— Begin Given records —

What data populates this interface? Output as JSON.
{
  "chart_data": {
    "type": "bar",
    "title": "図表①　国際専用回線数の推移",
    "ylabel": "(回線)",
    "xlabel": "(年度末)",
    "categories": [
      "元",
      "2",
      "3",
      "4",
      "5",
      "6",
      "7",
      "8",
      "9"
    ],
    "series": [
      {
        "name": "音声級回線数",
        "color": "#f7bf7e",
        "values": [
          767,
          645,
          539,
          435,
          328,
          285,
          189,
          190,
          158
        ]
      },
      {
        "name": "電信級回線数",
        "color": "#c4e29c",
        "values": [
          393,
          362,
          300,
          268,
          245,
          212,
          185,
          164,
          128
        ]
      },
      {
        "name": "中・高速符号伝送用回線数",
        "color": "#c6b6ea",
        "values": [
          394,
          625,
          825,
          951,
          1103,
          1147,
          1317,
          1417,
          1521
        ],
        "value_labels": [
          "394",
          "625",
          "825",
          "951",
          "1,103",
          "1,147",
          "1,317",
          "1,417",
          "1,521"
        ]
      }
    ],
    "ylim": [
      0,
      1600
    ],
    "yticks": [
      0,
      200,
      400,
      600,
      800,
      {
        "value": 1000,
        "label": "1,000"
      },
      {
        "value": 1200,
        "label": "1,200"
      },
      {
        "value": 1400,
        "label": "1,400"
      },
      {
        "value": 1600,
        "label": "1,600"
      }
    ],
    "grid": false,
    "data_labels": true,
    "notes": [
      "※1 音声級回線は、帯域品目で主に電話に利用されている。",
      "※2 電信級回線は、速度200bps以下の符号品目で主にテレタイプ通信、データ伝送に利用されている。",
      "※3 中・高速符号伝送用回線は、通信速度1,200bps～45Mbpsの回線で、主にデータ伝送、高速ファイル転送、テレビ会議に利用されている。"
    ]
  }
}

— End Given records —

Faithfully reproduce all of the records, character for character.

**Task result**
What data populates this interface? Output as JSON.
{
  "chart_data": {
    "type": "bar",
    "title": "図表①　国際専用回線数の推移",
    "ylabel": "(回線)",
    "xlabel": "(年度末)",
    "categories": [
      "元",
      "2",
      "3",
      "4",
      "5",
      "6",
      "7",
      "8",
      "9"
    ],
    "series": [
      {
        "name": "音声級回線数",
        "color": "#f7bf7e",
        "values": [
          767,
          645,
          539,
          435,
          328,
          285,
          189,
          190,
          158
        ]
      },
      {
        "name": "電信級回線数",
        "color": "#c4e29c",
        "values": [
          393,
          362,
          300,
          268,
          245,
          212,
          185,
          164,
          128
        ]
      },
      {
        "name": "中・高速符号伝送用回線数",
        "color": "#c6b6ea",
        "values": [
          394,
          625,
          825,
          951,
          1103,
          1147,
          1317,
          1417,
          1521
        ],
        "value_labels": [
          "394",
          "625",
          "825",
          "951",
          "1,103",
          "1,147",
          "1,317",
          "1,417",
          "1,521"
        ]
      }
    ],
    "ylim": [
      0,
      1600
    ],
    "yticks": [
      0,
      200,
      400,
      600,
      800,
      {
        "value": 1000,
        "label": "1,000"
      },
      {
        "value": 1200,
        "label": "1,200"
      },
      {
        "value": 1400,
        "label": "1,400"
      },
      {
        "value": 1600,
        "label": "1,600"
      }
    ],
    "grid": false,
    "data_labels": true,
    "notes": [
      "※1 音声級回線は、帯域品目で主に電話に利用されている。",
      "※2 電信級回線は、速度200bps以下の符号品目で主にテレタイプ通信、データ伝送に利用されている。",
      "※3 中・高速符号伝送用回線は、通信速度1,200bps～45Mbpsの回線で、主にデータ伝送、高速ファイル転送、テレビ会議に利用されている。"
    ]
  }
}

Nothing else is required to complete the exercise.